Task objective:
Make an exact copy of each entry, leaving out every picture.

Data:

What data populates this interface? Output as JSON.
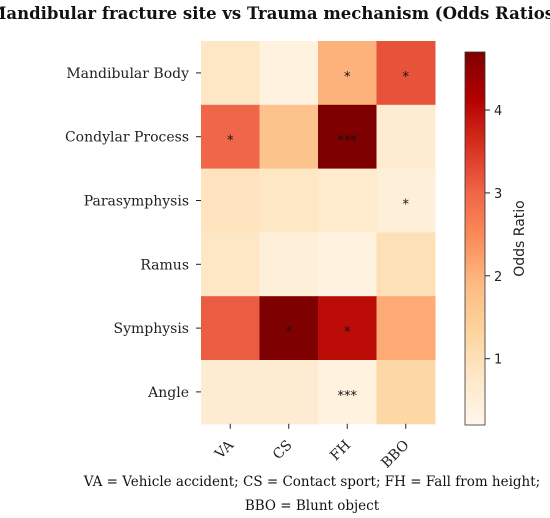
{
  "chart_data": {
    "type": "heatmap",
    "title": "Mandibular fracture site vs Trauma mechanism (Odds Ratios)",
    "rows": [
      "Mandibular Body",
      "Condylar Process",
      "Parasymphysis",
      "Ramus",
      "Symphysis",
      "Angle"
    ],
    "columns": [
      "VA",
      "CS",
      "FH",
      "BBO"
    ],
    "values": [
      [
        0.8,
        0.4,
        2.0,
        3.2
      ],
      [
        3.0,
        1.7,
        4.7,
        0.6
      ],
      [
        0.9,
        0.8,
        0.7,
        0.5
      ],
      [
        0.8,
        0.5,
        0.4,
        1.0
      ],
      [
        3.1,
        4.7,
        4.0,
        2.1
      ],
      [
        0.6,
        0.6,
        0.4,
        1.2
      ]
    ],
    "annotations": [
      [
        "",
        "",
        "*",
        "*"
      ],
      [
        "*",
        "",
        "***",
        ""
      ],
      [
        "",
        "",
        "",
        "*"
      ],
      [
        "",
        "",
        "",
        ""
      ],
      [
        "",
        "*",
        "*",
        ""
      ],
      [
        "",
        "",
        "***",
        ""
      ]
    ],
    "colorbar": {
      "label": "Odds Ratio",
      "range": [
        0.2,
        4.7
      ],
      "ticks": [
        "1",
        "2",
        "3",
        "4"
      ]
    },
    "colormap": [
      "#fff7ec",
      "#fee8c8",
      "#fdd49e",
      "#fdbb84",
      "#fc8d59",
      "#ef6548",
      "#d7301f",
      "#b30000",
      "#7f0000"
    ],
    "grid": false,
    "legend_placement": "right",
    "footnote_lines": [
      "VA = Vehicle accident; CS = Contact sport; FH = Fall from height;",
      "BBO = Blunt object"
    ]
  }
}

Exercise result:
What data populates this interface? Output as JSON.
{
  "chart_data": {
    "type": "heatmap",
    "title": "Mandibular fracture site vs Trauma mechanism (Odds Ratios)",
    "rows": [
      "Mandibular Body",
      "Condylar Process",
      "Parasymphysis",
      "Ramus",
      "Symphysis",
      "Angle"
    ],
    "columns": [
      "VA",
      "CS",
      "FH",
      "BBO"
    ],
    "values": [
      [
        0.8,
        0.4,
        2.0,
        3.2
      ],
      [
        3.0,
        1.7,
        4.7,
        0.6
      ],
      [
        0.9,
        0.8,
        0.7,
        0.5
      ],
      [
        0.8,
        0.5,
        0.4,
        1.0
      ],
      [
        3.1,
        4.7,
        4.0,
        2.1
      ],
      [
        0.6,
        0.6,
        0.4,
        1.2
      ]
    ],
    "annotations": [
      [
        "",
        "",
        "*",
        "*"
      ],
      [
        "*",
        "",
        "***",
        ""
      ],
      [
        "",
        "",
        "",
        "*"
      ],
      [
        "",
        "",
        "",
        ""
      ],
      [
        "",
        "*",
        "*",
        ""
      ],
      [
        "",
        "",
        "***",
        ""
      ]
    ],
    "colorbar": {
      "label": "Odds Ratio",
      "range": [
        0.2,
        4.7
      ],
      "ticks": [
        "1",
        "2",
        "3",
        "4"
      ]
    },
    "colormap": [
      "#fff7ec",
      "#fee8c8",
      "#fdd49e",
      "#fdbb84",
      "#fc8d59",
      "#ef6548",
      "#d7301f",
      "#b30000",
      "#7f0000"
    ],
    "grid": false,
    "legend_placement": "right",
    "footnote_lines": [
      "VA = Vehicle accident; CS = Contact sport; FH = Fall from height;",
      "BBO = Blunt object"
    ]
  }
}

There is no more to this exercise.